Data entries
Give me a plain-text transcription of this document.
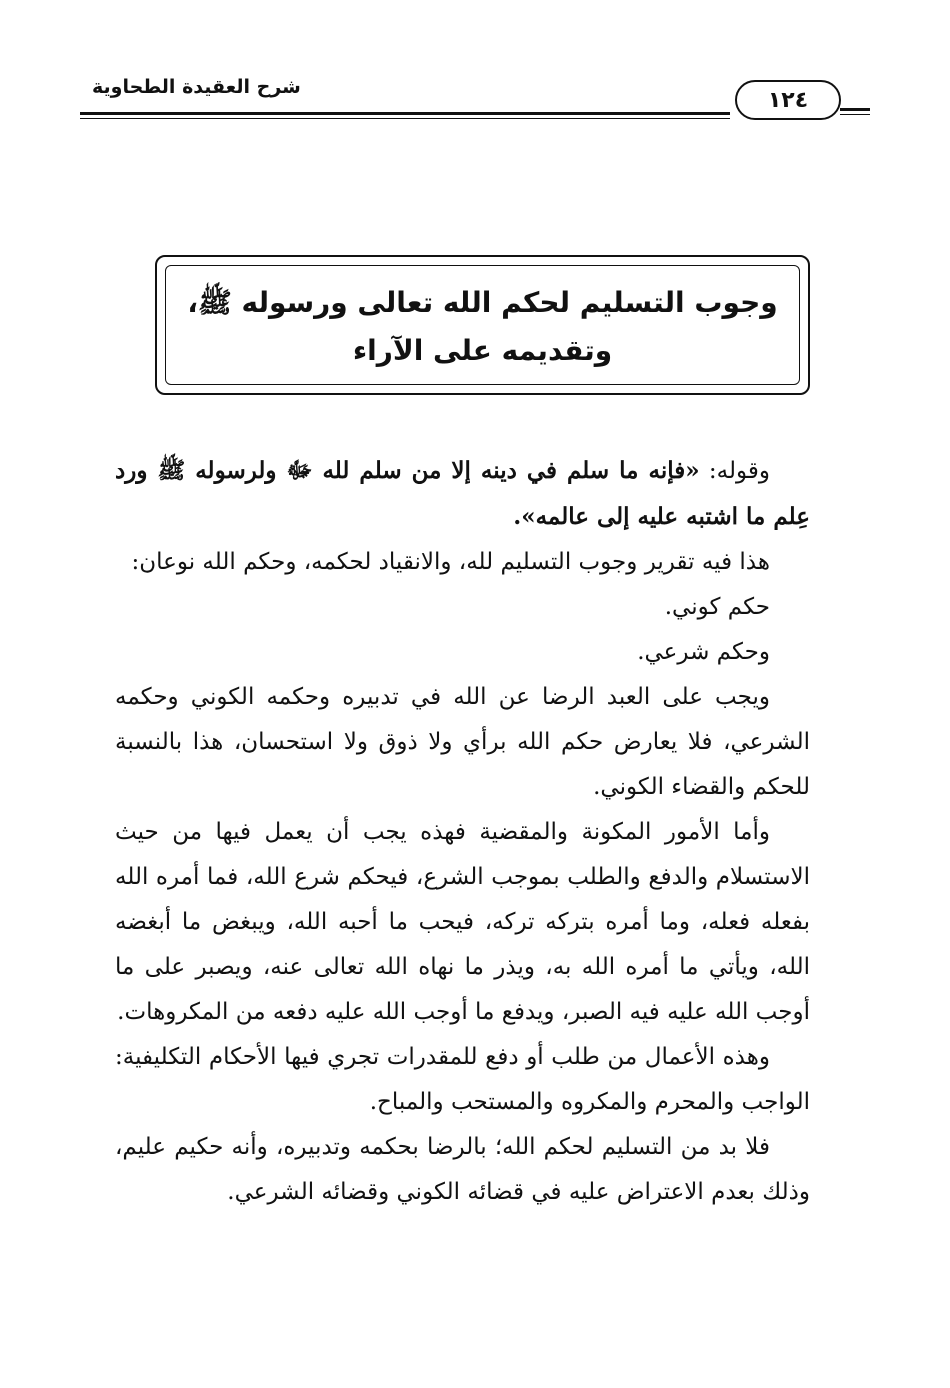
شرح العقيدة الطحاوية
١٢٤
وجوب التسليم لحكم الله تعالى ورسوله ﷺ،
وتقديمه على الآراء

وقوله: «فإنه ما سلم في دينه إلا من سلم لله ﷻ ولرسوله ﷺ ورد عِلم ما اشتبه عليه إلى عالمه».

هذا فيه تقرير وجوب التسليم لله، والانقياد لحكمه، وحكم الله نوعان:

حكم كوني.

وحكم شرعي.

ويجب على العبد الرضا عن الله في تدبيره وحكمه الكوني وحكمه الشرعي، فلا يعارض حكم الله برأي ولا ذوق ولا استحسان، هذا بالنسبة للحكم والقضاء الكوني.

وأما الأمور المكونة والمقضية فهذه يجب أن يعمل فيها من حيث الاستسلام والدفع والطلب بموجب الشرع، فيحكم شرع الله، فما أمره الله بفعله فعله، وما أمره بتركه تركه، فيحب ما أحبه الله، ويبغض ما أبغضه الله، ويأتي ما أمره الله به، ويذر ما نهاه الله تعالى عنه، ويصبر على ما أوجب الله عليه فيه الصبر، ويدفع ما أوجب الله عليه دفعه من المكروهات.

وهذه الأعمال من طلب أو دفع للمقدرات تجري فيها الأحكام التكليفية: الواجب والمحرم والمكروه والمستحب والمباح.

فلا بد من التسليم لحكم الله؛ بالرضا بحكمه وتدبيره، وأنه حكيم عليم، وذلك بعدم الاعتراض عليه في قضائه الكوني وقضائه الشرعي.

STATED GOAL
Copy out all the data without changing anything, and drop the pictures.

PROBLEM SOLUTION
Give me a plain-text transcription of this document.
شرح العقيدة الطحاوية
١٢٤
وجوب التسليم لحكم الله تعالى ورسوله ﷺ،
وتقديمه على الآراء

وقوله: «فإنه ما سلم في دينه إلا من سلم لله ﷻ ولرسوله ﷺ ورد عِلم ما اشتبه عليه إلى عالمه».

هذا فيه تقرير وجوب التسليم لله، والانقياد لحكمه، وحكم الله نوعان:

حكم كوني.

وحكم شرعي.

ويجب على العبد الرضا عن الله في تدبيره وحكمه الكوني وحكمه الشرعي، فلا يعارض حكم الله برأي ولا ذوق ولا استحسان، هذا بالنسبة للحكم والقضاء الكوني.

وأما الأمور المكونة والمقضية فهذه يجب أن يعمل فيها من حيث الاستسلام والدفع والطلب بموجب الشرع، فيحكم شرع الله، فما أمره الله بفعله فعله، وما أمره بتركه تركه، فيحب ما أحبه الله، ويبغض ما أبغضه الله، ويأتي ما أمره الله به، ويذر ما نهاه الله تعالى عنه، ويصبر على ما أوجب الله عليه فيه الصبر، ويدفع ما أوجب الله عليه دفعه من المكروهات.

وهذه الأعمال من طلب أو دفع للمقدرات تجري فيها الأحكام التكليفية: الواجب والمحرم والمكروه والمستحب والمباح.

فلا بد من التسليم لحكم الله؛ بالرضا بحكمه وتدبيره، وأنه حكيم عليم، وذلك بعدم الاعتراض عليه في قضائه الكوني وقضائه الشرعي.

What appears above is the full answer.